**Task objective:**
Please work out how many lines in the material contain "dissolve" and give only that figure.

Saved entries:
↓↓↓
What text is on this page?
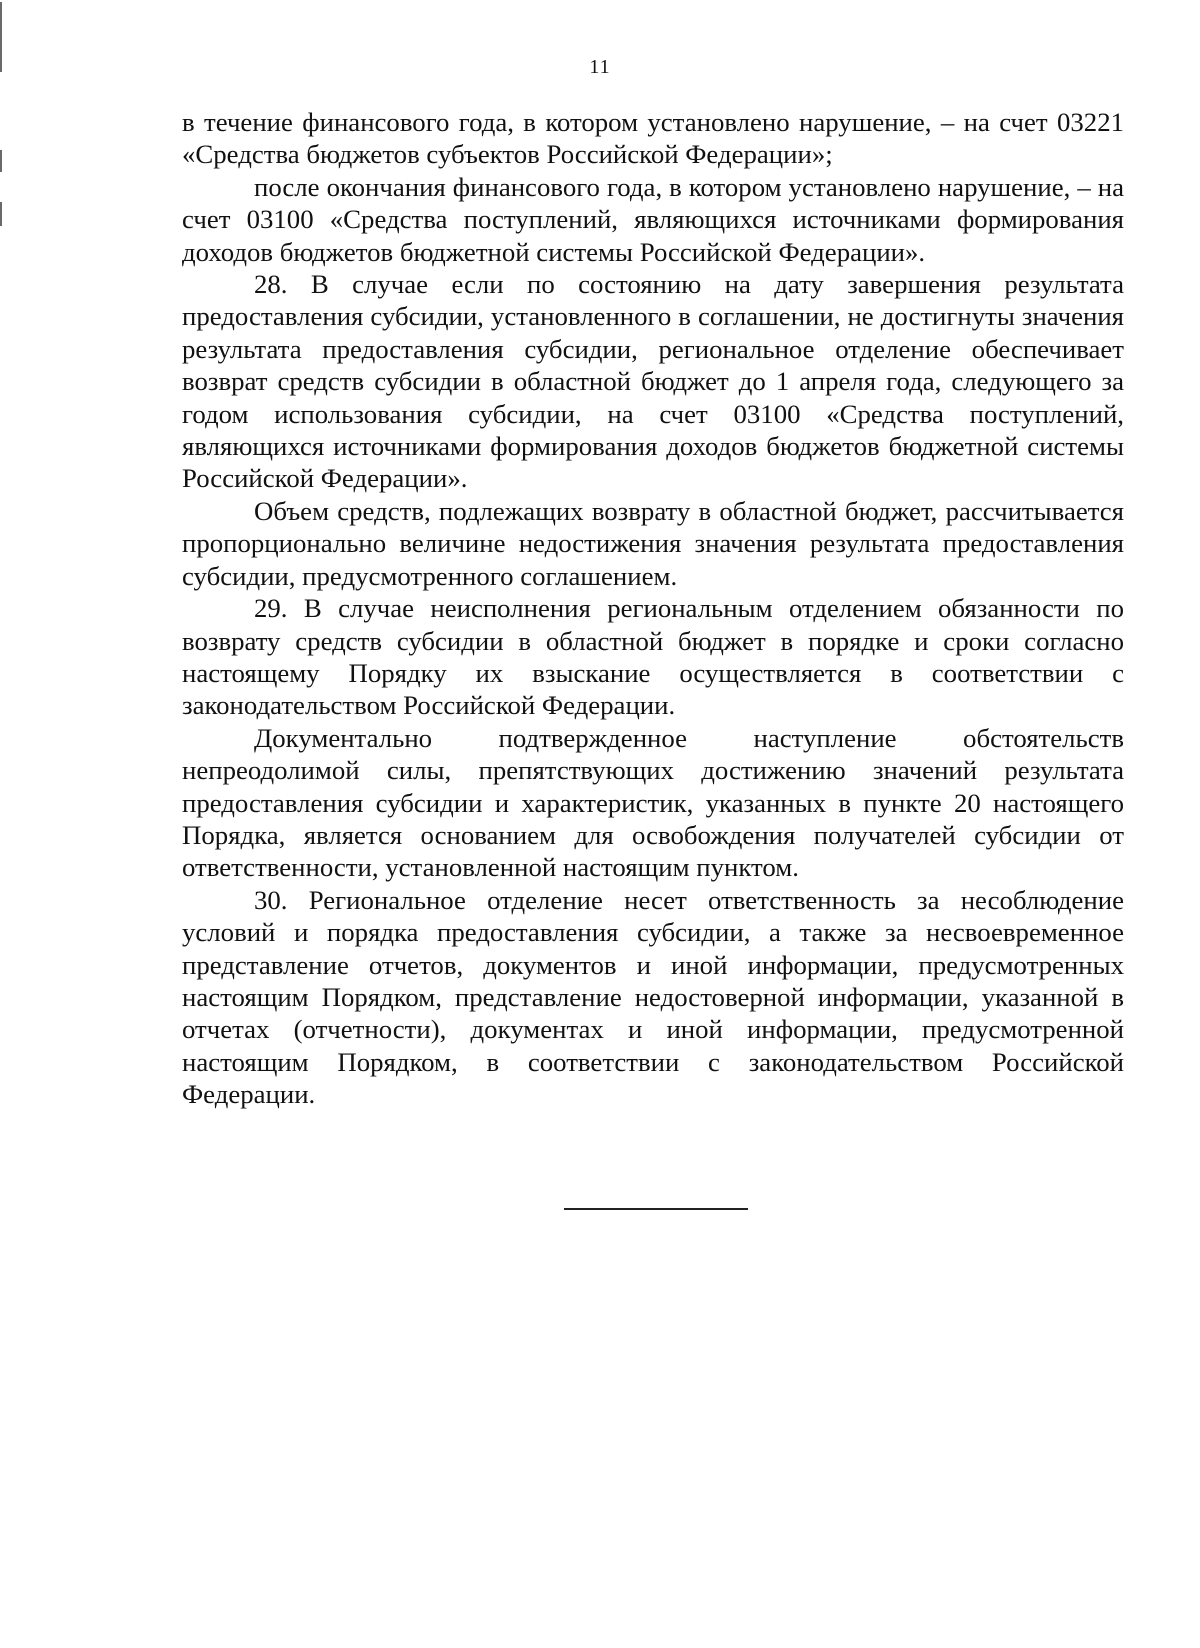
11

в течение финансового года, в котором установлено нарушение, – на счет 03221 «Средства бюджетов субъектов Российской Федерации»;

после окончания финансового года, в котором установлено нарушение, – на счет 03100 «Средства поступлений, являющихся источниками формирования доходов бюджетов бюджетной системы Российской Федерации».

28. В случае если по состоянию на дату завершения результата предоставления субсидии, установленного в соглашении, не достигнуты значения результата предоставления субсидии, региональное отделение обеспечивает возврат средств субсидии в областной бюджет до 1 апреля года, следующего за годом использования субсидии, на счет 03100 «Средства поступлений, являющихся источниками формирования доходов бюджетов бюджетной системы Российской Федерации».

Объем средств, подлежащих возврату в областной бюджет, рассчитывается пропорционально величине недостижения значения результата предоставления субсидии, предусмотренного соглашением.

29. В случае неисполнения региональным отделением обязанности по возврату средств субсидии в областной бюджет в порядке и сроки согласно настоящему Порядку их взыскание осуществляется в соответствии с законодательством Российской Федерации.

Документально подтвержденное наступление обстоятельств непреодолимой силы, препятствующих достижению значений результата предоставления субсидии и характеристик, указанных в пункте 20 настоящего Порядка, является основанием для освобождения получателей субсидии от ответственности, установленной настоящим пунктом.

30. Региональное отделение несет ответственность за несоблюдение условий и порядка предоставления субсидии, а также за несвоевременное представление отчетов, документов и иной информации, предусмотренных настоящим Порядком, представление недостоверной информации, указанной в отчетах (отчетности), документах и иной информации, предусмотренной настоящим Порядком, в соответствии с законодательством Российской Федерации.
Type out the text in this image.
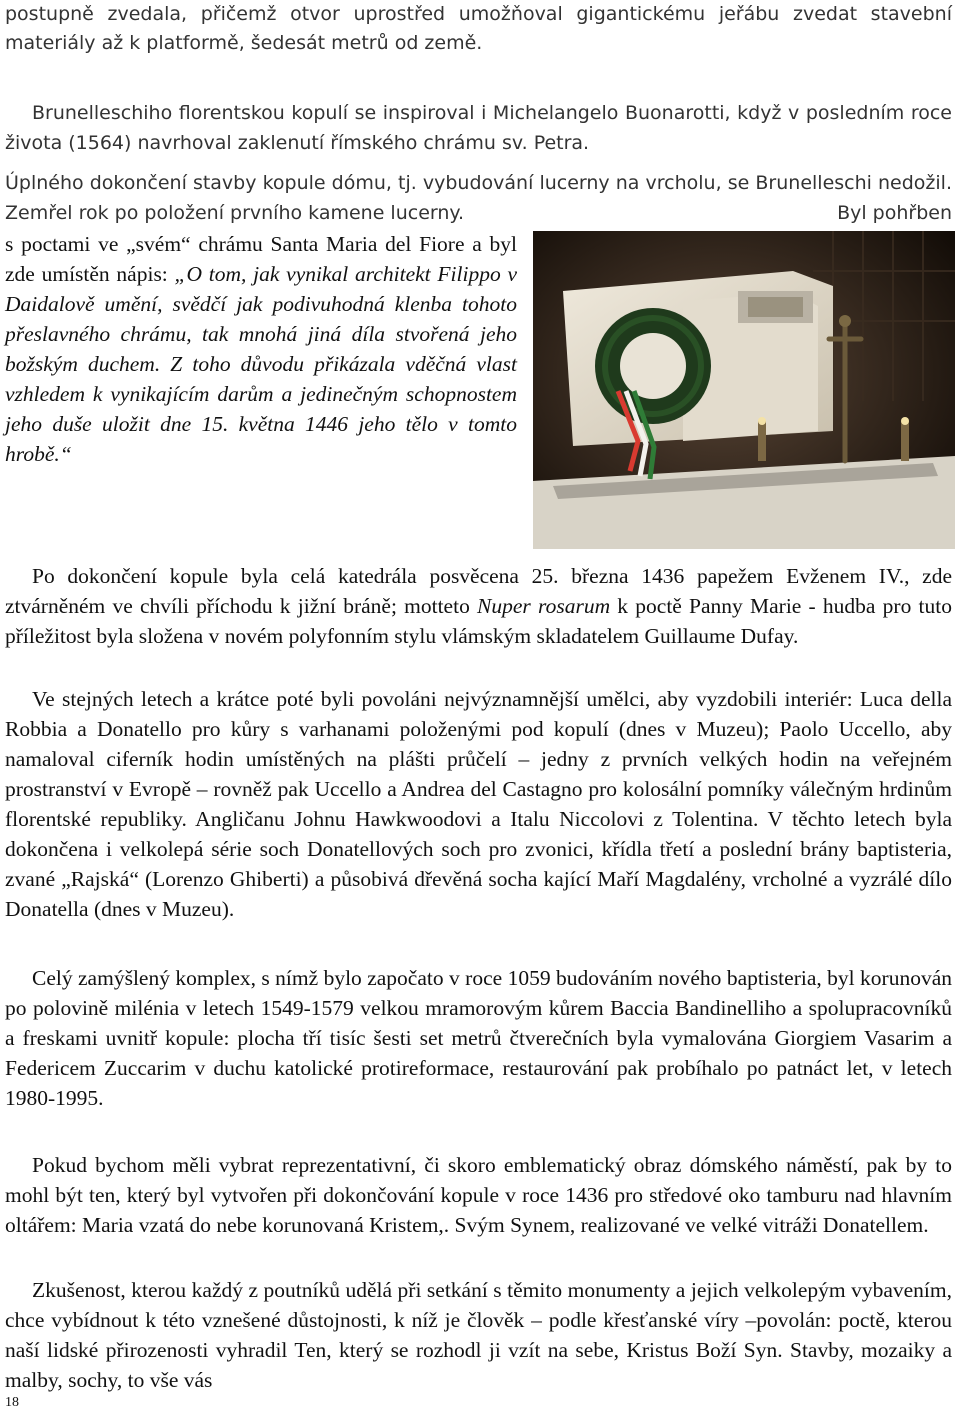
postupně zvedala, přičemž otvor uprostřed umožňoval gigantickému jeřábu zvedat stavební materiály až k platformě, šedesát metrů od země.

Brunelleschiho florentskou kopulí se inspiroval i Michelangelo Buonarotti, když v posledním roce života (1564) navrhoval zaklenutí římského chrámu sv. Petra.

Úplného dokončení stavby kopule dómu, tj. vybudování lucerny na vrcholu, se Brunelleschi nedožil. Zemřel rok po položení prvního kamene lucerny.	Byl pohřben

s poctami ve „svém“ chrámu Santa Maria del Fiore a byl zde umístěn nápis: „O tom, jak vynikal architekt Filippo v Daidalově umění, svědčí jak podivuhodná klenba tohoto přeslavného chrámu, tak mnohá jiná díla stvořená jeho božským duchem. Z toho důvodu přikázala vděčná vlast vzhledem k vynikajícím darům a jedinečným schopnostem jeho duše uložit dne 15. května 1446 jeho tělo v tomto hrobě.“

Po dokončení kopule byla celá katedrála posvěcena 25. března 1436 papežem Evženem IV., zde ztvárněném ve chvíli příchodu k jižní bráně; motteto Nuper rosarum k poctě Panny Marie - hudba pro tuto příležitost byla složena v novém polyfonním stylu vlámským skladatelem Guillaume Dufay.

Ve stejných letech a krátce poté byli povoláni nejvýznamnější umělci, aby vyzdobili interiér: Luca della Robbia a Donatello pro kůry s varhanami položenými pod kopulí (dnes v Muzeu); Paolo Uccello, aby namaloval ciferník hodin umístěných na plášti průčelí – jedny z prvních velkých hodin na veřejném prostranství v Evropě – rovněž pak Uccello a Andrea del Castagno pro kolosální pomníky válečným hrdinům florentské republiky. Angličanu Johnu Hawkwoodovi a Italu Niccolovi z Tolentina. V těchto letech byla dokončena i velkolepá série soch Donatellových soch pro zvonici, křídla třetí a poslední brány baptisteria, zvané „Rajská“ (Lorenzo Ghiberti) a působivá dřevěná socha kající Maří Magdalény, vrcholné a vyzrálé dílo Donatella (dnes v Muzeu).

Celý zamýšlený komplex, s nímž bylo započato v roce 1059 budováním nového baptisteria, byl korunován po polovině milénia v letech 1549-1579 velkou mramorovým kůrem Baccia Bandinelliho a spolupracovníků a freskami uvnitř kopule: plocha tří tisíc šesti set metrů čtverečních byla vymalována Giorgiem Vasarim a Federicem Zuccarim v duchu katolické protireformace, restaurování pak probíhalo po patnáct let, v letech 1980-1995.

Pokud bychom měli vybrat reprezentativní, či skoro emblematický obraz dómského náměstí, pak by to mohl být ten, který byl vytvořen při dokončování kopule v roce 1436 pro středové oko tamburu nad hlavním oltářem: Maria vzatá do nebe korunovaná Kristem,. Svým Synem, realizované ve velké vitráži Donatellem.

Zkušenost, kterou každý z poutníků udělá při setkání s těmito monumenty a jejich velkolepým vybavením, chce vybídnout k této vznešené důstojnosti, k níž je člověk – podle křesťanské víry –povolán: poctě, kterou naší lidské přirozenosti vyhradil Ten, který se rozhodl ji vzít na sebe, Kristus Boží Syn. Stavby, mozaiky a malby, sochy, to vše vás

18
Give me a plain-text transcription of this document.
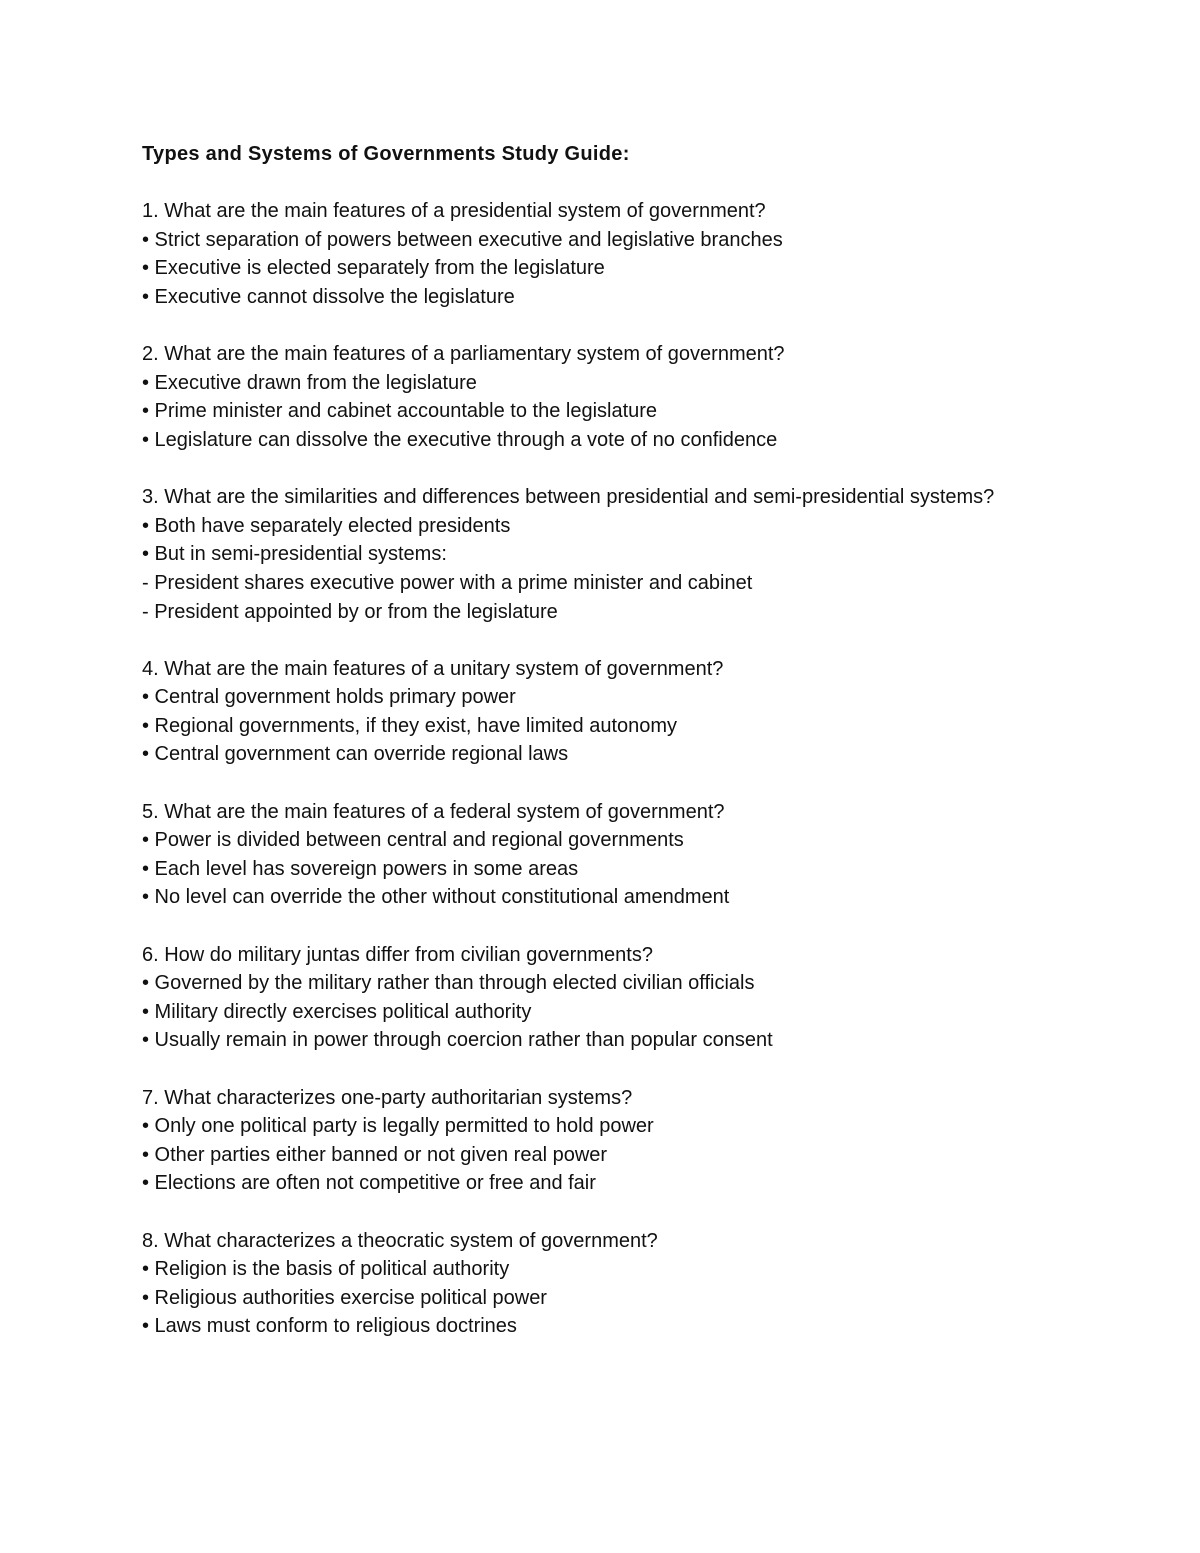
Types and Systems of Governments Study Guide:

1. What are the main features of a presidential system of government?

• Strict separation of powers between executive and legislative branches

• Executive is elected separately from the legislature

• Executive cannot dissolve the legislature

2. What are the main features of a parliamentary system of government?

• Executive drawn from the legislature

• Prime minister and cabinet accountable to the legislature

• Legislature can dissolve the executive through a vote of no confidence

3. What are the similarities and differences between presidential and semi-presidential systems?

• Both have separately elected presidents

• But in semi-presidential systems:

- President shares executive power with a prime minister and cabinet

- President appointed by or from the legislature

4. What are the main features of a unitary system of government?

• Central government holds primary power

• Regional governments, if they exist, have limited autonomy

• Central government can override regional laws

5. What are the main features of a federal system of government?

• Power is divided between central and regional governments

• Each level has sovereign powers in some areas

• No level can override the other without constitutional amendment

6. How do military juntas differ from civilian governments?

• Governed by the military rather than through elected civilian officials

• Military directly exercises political authority

• Usually remain in power through coercion rather than popular consent

7. What characterizes one-party authoritarian systems?

• Only one political party is legally permitted to hold power

• Other parties either banned or not given real power

• Elections are often not competitive or free and fair

8. What characterizes a theocratic system of government?

• Religion is the basis of political authority

• Religious authorities exercise political power

• Laws must conform to religious doctrines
↑↑↑
**Correct output:**
2